== Provided data

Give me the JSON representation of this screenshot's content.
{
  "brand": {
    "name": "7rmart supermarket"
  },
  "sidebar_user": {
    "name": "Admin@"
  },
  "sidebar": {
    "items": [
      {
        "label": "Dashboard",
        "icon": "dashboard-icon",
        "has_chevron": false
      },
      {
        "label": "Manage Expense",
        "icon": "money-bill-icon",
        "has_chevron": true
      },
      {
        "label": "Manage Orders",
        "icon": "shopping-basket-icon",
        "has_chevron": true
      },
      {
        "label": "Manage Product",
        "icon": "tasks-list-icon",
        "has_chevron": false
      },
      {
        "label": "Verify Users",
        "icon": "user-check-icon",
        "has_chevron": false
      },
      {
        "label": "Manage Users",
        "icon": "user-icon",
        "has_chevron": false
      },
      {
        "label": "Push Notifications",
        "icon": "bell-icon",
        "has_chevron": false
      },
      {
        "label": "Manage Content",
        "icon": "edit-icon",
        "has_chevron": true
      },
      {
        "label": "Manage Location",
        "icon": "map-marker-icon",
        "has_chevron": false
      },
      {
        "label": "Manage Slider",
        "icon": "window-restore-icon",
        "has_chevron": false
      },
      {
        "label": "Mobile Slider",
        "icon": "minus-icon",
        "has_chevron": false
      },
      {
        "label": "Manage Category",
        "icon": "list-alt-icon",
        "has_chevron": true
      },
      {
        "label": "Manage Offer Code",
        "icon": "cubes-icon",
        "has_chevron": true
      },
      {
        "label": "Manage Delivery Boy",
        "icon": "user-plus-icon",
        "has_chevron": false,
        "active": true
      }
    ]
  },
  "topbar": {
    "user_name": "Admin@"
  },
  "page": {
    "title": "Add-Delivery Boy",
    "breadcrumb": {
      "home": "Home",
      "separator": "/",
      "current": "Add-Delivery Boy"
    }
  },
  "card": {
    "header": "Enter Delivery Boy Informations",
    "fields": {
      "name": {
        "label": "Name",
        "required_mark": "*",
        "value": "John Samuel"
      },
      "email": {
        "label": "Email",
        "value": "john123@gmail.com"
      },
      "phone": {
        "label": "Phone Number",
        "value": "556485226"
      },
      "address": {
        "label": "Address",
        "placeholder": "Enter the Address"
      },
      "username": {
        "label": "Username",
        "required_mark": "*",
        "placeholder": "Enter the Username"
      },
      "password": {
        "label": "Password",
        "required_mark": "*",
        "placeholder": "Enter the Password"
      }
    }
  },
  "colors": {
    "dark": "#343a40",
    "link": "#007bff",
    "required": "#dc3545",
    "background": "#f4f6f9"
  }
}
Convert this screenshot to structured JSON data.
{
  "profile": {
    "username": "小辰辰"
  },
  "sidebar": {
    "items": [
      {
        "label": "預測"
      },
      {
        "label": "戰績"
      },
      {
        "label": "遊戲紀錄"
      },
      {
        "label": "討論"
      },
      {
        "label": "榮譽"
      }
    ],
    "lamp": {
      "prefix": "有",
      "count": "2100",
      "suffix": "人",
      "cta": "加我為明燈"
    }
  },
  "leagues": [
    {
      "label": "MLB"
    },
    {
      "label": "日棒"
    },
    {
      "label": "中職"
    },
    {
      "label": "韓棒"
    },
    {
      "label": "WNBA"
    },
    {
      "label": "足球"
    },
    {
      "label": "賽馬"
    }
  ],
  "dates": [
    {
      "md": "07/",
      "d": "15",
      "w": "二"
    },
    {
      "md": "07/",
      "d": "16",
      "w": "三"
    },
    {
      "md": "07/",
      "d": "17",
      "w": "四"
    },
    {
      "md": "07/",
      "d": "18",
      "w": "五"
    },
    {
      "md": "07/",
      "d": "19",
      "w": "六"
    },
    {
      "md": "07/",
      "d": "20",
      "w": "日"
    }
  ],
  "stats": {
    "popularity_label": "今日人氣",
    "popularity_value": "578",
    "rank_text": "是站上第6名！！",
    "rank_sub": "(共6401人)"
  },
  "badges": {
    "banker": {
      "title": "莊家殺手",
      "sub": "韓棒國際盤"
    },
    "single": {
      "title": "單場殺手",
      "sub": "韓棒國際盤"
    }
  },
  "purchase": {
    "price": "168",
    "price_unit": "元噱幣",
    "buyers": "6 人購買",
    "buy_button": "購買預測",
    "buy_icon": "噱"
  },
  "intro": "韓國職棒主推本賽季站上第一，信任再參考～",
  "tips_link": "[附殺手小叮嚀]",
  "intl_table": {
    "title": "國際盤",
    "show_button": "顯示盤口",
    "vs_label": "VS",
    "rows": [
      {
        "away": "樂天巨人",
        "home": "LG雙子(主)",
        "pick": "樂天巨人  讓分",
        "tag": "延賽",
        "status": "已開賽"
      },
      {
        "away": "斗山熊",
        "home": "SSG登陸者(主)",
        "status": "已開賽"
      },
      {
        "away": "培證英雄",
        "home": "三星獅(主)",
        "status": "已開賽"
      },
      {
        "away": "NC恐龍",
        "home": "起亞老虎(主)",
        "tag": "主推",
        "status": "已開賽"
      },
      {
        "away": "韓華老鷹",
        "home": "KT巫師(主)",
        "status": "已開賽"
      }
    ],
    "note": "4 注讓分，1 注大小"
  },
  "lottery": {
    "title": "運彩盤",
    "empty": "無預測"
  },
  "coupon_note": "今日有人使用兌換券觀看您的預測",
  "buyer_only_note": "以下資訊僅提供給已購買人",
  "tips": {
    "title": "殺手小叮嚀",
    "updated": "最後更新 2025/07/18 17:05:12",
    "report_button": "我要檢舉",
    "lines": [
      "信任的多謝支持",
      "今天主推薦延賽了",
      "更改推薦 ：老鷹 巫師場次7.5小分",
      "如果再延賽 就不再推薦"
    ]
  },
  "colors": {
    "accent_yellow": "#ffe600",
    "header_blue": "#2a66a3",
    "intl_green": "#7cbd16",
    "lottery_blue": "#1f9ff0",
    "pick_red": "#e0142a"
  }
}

====

Required work. Filter the listing above by the word "away"; copy each line that passes.

Result below.
        "away": "樂天巨人",
        "away": "斗山熊",
        "away": "培證英雄",
        "away": "NC恐龍",
        "away": "韓華老鷹",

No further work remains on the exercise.